Challenge
Repeat, line for line, the entries printed below.

Source records

--- start ---

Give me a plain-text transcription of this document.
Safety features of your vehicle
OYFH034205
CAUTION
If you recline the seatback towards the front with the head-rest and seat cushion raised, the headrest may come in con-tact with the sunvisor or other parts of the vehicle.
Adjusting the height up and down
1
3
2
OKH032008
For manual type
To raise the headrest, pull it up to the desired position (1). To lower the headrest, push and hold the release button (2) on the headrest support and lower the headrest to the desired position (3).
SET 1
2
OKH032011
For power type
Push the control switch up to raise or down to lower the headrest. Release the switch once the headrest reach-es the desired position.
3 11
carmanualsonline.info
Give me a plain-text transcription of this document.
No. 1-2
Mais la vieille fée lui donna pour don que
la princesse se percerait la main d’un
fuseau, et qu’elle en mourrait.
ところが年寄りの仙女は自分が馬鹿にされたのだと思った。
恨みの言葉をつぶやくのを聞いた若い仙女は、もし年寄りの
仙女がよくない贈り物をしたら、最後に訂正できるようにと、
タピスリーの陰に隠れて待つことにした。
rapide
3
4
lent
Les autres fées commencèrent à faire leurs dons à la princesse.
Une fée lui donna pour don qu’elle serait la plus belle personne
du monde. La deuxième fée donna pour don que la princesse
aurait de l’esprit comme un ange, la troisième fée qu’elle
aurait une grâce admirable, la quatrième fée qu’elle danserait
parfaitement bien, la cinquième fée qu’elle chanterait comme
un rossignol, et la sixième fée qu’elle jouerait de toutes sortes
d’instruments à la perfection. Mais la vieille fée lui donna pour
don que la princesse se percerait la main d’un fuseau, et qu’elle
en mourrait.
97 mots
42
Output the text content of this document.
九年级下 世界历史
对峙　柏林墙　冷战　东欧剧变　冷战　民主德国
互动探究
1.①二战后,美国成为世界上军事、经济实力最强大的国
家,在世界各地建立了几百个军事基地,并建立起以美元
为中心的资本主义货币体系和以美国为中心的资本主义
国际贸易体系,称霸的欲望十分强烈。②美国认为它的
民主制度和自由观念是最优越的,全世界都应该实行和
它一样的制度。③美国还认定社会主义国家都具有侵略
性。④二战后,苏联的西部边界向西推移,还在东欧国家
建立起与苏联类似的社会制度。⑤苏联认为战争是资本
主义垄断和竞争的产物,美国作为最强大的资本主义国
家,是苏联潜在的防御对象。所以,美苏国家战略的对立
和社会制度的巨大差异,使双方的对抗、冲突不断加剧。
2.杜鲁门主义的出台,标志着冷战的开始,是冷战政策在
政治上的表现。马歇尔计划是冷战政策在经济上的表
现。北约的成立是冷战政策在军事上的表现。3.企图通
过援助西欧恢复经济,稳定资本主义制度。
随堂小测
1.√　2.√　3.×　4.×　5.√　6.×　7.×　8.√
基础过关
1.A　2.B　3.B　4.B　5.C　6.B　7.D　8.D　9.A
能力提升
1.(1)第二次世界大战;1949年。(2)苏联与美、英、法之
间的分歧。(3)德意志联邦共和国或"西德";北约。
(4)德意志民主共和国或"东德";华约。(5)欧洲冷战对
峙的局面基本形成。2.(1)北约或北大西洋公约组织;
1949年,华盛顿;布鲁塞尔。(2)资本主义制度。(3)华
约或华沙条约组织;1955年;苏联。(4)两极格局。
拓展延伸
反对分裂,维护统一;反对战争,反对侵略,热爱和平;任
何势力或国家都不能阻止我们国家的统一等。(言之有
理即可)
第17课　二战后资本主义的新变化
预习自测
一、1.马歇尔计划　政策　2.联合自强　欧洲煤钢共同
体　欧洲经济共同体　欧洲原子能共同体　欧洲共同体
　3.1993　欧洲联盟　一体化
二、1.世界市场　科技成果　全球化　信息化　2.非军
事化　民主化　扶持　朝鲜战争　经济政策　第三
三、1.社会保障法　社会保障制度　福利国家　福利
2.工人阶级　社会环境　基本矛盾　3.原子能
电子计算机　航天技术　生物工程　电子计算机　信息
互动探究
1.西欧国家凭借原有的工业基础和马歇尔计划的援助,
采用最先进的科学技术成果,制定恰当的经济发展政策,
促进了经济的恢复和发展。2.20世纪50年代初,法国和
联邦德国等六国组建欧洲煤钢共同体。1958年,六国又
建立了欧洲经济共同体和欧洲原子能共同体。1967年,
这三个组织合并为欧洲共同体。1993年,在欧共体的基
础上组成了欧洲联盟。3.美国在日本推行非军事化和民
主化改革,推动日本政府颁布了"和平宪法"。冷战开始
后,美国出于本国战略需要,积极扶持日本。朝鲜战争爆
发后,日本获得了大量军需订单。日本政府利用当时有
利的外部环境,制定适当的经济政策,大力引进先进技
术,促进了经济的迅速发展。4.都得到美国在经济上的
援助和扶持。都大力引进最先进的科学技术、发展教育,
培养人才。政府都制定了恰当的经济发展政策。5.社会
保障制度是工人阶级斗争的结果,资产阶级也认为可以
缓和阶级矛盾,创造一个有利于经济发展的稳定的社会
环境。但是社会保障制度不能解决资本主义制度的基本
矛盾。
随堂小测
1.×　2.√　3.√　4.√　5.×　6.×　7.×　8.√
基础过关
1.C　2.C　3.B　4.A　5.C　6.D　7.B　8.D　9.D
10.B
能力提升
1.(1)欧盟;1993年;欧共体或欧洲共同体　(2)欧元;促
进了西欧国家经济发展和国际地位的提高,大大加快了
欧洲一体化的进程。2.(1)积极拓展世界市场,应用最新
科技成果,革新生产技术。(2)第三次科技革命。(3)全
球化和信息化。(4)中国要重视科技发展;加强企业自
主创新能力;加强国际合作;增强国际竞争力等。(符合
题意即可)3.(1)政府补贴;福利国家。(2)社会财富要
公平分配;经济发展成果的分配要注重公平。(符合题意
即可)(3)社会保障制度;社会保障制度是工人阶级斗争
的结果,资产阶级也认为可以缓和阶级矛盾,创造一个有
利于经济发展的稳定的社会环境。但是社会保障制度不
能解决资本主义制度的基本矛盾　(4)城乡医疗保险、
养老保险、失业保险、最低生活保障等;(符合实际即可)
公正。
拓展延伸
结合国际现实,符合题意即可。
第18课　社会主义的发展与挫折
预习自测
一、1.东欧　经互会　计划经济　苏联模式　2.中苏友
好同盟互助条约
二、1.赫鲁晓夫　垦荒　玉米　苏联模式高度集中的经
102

--- end ---

Answer for this exercise
Give me a plain-text transcription of this document.
Safety features of your vehicle
OYFH034205
CAUTION
If you recline the seatback towards the front with the head-rest and seat cushion raised, the headrest may come in con-tact with the sunvisor or other parts of the vehicle.
Adjusting the height up and down
1
3
2
OKH032008
For manual type
To raise the headrest, pull it up to the desired position (1). To lower the headrest, push and hold the release button (2) on the headrest support and lower the headrest to the desired position (3).
SET 1
2
OKH032011
For power type
Push the control switch up to raise or down to lower the headrest. Release the switch once the headrest reach-es the desired position.
3 11
carmanualsonline.info
Give me a plain-text transcription of this document.
No. 1-2
Mais la vieille fée lui donna pour don que
la princesse se percerait la main d’un
fuseau, et qu’elle en mourrait.
ところが年寄りの仙女は自分が馬鹿にされたのだと思った。
恨みの言葉をつぶやくのを聞いた若い仙女は、もし年寄りの
仙女がよくない贈り物をしたら、最後に訂正できるようにと、
タピスリーの陰に隠れて待つことにした。
rapide
3
4
lent
Les autres fées commencèrent à faire leurs dons à la princesse.
Une fée lui donna pour don qu’elle serait la plus belle personne
du monde. La deuxième fée donna pour don que la princesse
aurait de l’esprit comme un ange, la troisième fée qu’elle
aurait une grâce admirable, la quatrième fée qu’elle danserait
parfaitement bien, la cinquième fée qu’elle chanterait comme
un rossignol, et la sixième fée qu’elle jouerait de toutes sortes
d’instruments à la perfection. Mais la vieille fée lui donna pour
don que la princesse se percerait la main d’un fuseau, et qu’elle
en mourrait.
97 mots
42
Output the text content of this document.
九年级下 世界历史
对峙　柏林墙　冷战　东欧剧变　冷战　民主德国
互动探究
1.①二战后,美国成为世界上军事、经济实力最强大的国
家,在世界各地建立了几百个军事基地,并建立起以美元
为中心的资本主义货币体系和以美国为中心的资本主义
国际贸易体系,称霸的欲望十分强烈。②美国认为它的
民主制度和自由观念是最优越的,全世界都应该实行和
它一样的制度。③美国还认定社会主义国家都具有侵略
性。④二战后,苏联的西部边界向西推移,还在东欧国家
建立起与苏联类似的社会制度。⑤苏联认为战争是资本
主义垄断和竞争的产物,美国作为最强大的资本主义国
家,是苏联潜在的防御对象。所以,美苏国家战略的对立
和社会制度的巨大差异,使双方的对抗、冲突不断加剧。
2.杜鲁门主义的出台,标志着冷战的开始,是冷战政策在
政治上的表现。马歇尔计划是冷战政策在经济上的表
现。北约的成立是冷战政策在军事上的表现。3.企图通
过援助西欧恢复经济,稳定资本主义制度。
随堂小测
1.√　2.√　3.×　4.×　5.√　6.×　7.×　8.√
基础过关
1.A　2.B　3.B　4.B　5.C　6.B　7.D　8.D　9.A
能力提升
1.(1)第二次世界大战;1949年。(2)苏联与美、英、法之
间的分歧。(3)德意志联邦共和国或"西德";北约。
(4)德意志民主共和国或"东德";华约。(5)欧洲冷战对
峙的局面基本形成。2.(1)北约或北大西洋公约组织;
1949年,华盛顿;布鲁塞尔。(2)资本主义制度。(3)华
约或华沙条约组织;1955年;苏联。(4)两极格局。
拓展延伸
反对分裂,维护统一;反对战争,反对侵略,热爱和平;任
何势力或国家都不能阻止我们国家的统一等。(言之有
理即可)
第17课　二战后资本主义的新变化
预习自测
一、1.马歇尔计划　政策　2.联合自强　欧洲煤钢共同
体　欧洲经济共同体　欧洲原子能共同体　欧洲共同体
　3.1993　欧洲联盟　一体化
二、1.世界市场　科技成果　全球化　信息化　2.非军
事化　民主化　扶持　朝鲜战争　经济政策　第三
三、1.社会保障法　社会保障制度　福利国家　福利
2.工人阶级　社会环境　基本矛盾　3.原子能
电子计算机　航天技术　生物工程　电子计算机　信息
互动探究
1.西欧国家凭借原有的工业基础和马歇尔计划的援助,
采用最先进的科学技术成果,制定恰当的经济发展政策,
促进了经济的恢复和发展。2.20世纪50年代初,法国和
联邦德国等六国组建欧洲煤钢共同体。1958年,六国又
建立了欧洲经济共同体和欧洲原子能共同体。1967年,
这三个组织合并为欧洲共同体。1993年,在欧共体的基
础上组成了欧洲联盟。3.美国在日本推行非军事化和民
主化改革,推动日本政府颁布了"和平宪法"。冷战开始
后,美国出于本国战略需要,积极扶持日本。朝鲜战争爆
发后,日本获得了大量军需订单。日本政府利用当时有
利的外部环境,制定适当的经济政策,大力引进先进技
术,促进了经济的迅速发展。4.都得到美国在经济上的
援助和扶持。都大力引进最先进的科学技术、发展教育,
培养人才。政府都制定了恰当的经济发展政策。5.社会
保障制度是工人阶级斗争的结果,资产阶级也认为可以
缓和阶级矛盾,创造一个有利于经济发展的稳定的社会
环境。但是社会保障制度不能解决资本主义制度的基本
矛盾。
随堂小测
1.×　2.√　3.√　4.√　5.×　6.×　7.×　8.√
基础过关
1.C　2.C　3.B　4.A　5.C　6.D　7.B　8.D　9.D
10.B
能力提升
1.(1)欧盟;1993年;欧共体或欧洲共同体　(2)欧元;促
进了西欧国家经济发展和国际地位的提高,大大加快了
欧洲一体化的进程。2.(1)积极拓展世界市场,应用最新
科技成果,革新生产技术。(2)第三次科技革命。(3)全
球化和信息化。(4)中国要重视科技发展;加强企业自
主创新能力;加强国际合作;增强国际竞争力等。(符合
题意即可)3.(1)政府补贴;福利国家。(2)社会财富要
公平分配;经济发展成果的分配要注重公平。(符合题意
即可)(3)社会保障制度;社会保障制度是工人阶级斗争
的结果,资产阶级也认为可以缓和阶级矛盾,创造一个有
利于经济发展的稳定的社会环境。但是社会保障制度不
能解决资本主义制度的基本矛盾　(4)城乡医疗保险、
养老保险、失业保险、最低生活保障等;(符合实际即可)
公正。
拓展延伸
结合国际现实,符合题意即可。
第18课　社会主义的发展与挫折
预习自测
一、1.东欧　经互会　计划经济　苏联模式　2.中苏友
好同盟互助条约
二、1.赫鲁晓夫　垦荒　玉米　苏联模式高度集中的经
102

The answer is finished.